Required work
Extract the data exactly, missing nothing.

Provided records
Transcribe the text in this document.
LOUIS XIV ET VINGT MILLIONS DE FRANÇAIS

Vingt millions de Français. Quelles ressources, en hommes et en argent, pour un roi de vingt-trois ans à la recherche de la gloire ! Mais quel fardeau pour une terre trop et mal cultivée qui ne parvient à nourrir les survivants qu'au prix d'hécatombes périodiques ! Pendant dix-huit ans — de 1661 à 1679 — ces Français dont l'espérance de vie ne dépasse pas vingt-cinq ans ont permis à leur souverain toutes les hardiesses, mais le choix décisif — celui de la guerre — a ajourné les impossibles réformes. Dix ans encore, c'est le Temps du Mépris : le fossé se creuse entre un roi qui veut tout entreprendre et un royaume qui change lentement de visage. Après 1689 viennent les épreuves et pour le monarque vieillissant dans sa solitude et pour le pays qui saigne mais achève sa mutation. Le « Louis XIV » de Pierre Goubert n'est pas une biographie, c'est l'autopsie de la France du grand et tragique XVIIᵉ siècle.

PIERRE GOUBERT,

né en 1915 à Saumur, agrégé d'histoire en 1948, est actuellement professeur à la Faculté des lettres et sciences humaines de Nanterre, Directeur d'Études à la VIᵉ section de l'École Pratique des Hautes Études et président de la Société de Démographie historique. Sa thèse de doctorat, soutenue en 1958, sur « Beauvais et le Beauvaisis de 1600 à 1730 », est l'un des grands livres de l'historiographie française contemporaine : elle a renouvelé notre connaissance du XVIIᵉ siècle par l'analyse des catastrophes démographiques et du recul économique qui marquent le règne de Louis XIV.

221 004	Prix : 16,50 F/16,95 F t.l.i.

Result for this exercise
Transcribe the text in this document.
LOUIS XIV ET VINGT MILLIONS DE FRANÇAIS

Vingt millions de Français. Quelles ressources, en hommes et en argent, pour un roi de vingt-trois ans à la recherche de la gloire ! Mais quel fardeau pour une terre trop et mal cultivée qui ne parvient à nourrir les survivants qu'au prix d'hécatombes périodiques ! Pendant dix-huit ans — de 1661 à 1679 — ces Français dont l'espérance de vie ne dépasse pas vingt-cinq ans ont permis à leur souverain toutes les hardiesses, mais le choix décisif — celui de la guerre — a ajourné les impossibles réformes. Dix ans encore, c'est le Temps du Mépris : le fossé se creuse entre un roi qui veut tout entreprendre et un royaume qui change lentement de visage. Après 1689 viennent les épreuves et pour le monarque vieillissant dans sa solitude et pour le pays qui saigne mais achève sa mutation. Le « Louis XIV » de Pierre Goubert n'est pas une biographie, c'est l'autopsie de la France du grand et tragique XVIIᵉ siècle.

PIERRE GOUBERT,

né en 1915 à Saumur, agrégé d'histoire en 1948, est actuellement professeur à la Faculté des lettres et sciences humaines de Nanterre, Directeur d'Études à la VIᵉ section de l'École Pratique des Hautes Études et président de la Société de Démographie historique. Sa thèse de doctorat, soutenue en 1958, sur « Beauvais et le Beauvaisis de 1600 à 1730 », est l'un des grands livres de l'historiographie française contemporaine : elle a renouvelé notre connaissance du XVIIᵉ siècle par l'analyse des catastrophes démographiques et du recul économique qui marquent le règne de Louis XIV.

221 004	Prix : 16,50 F/16,95 F t.l.i.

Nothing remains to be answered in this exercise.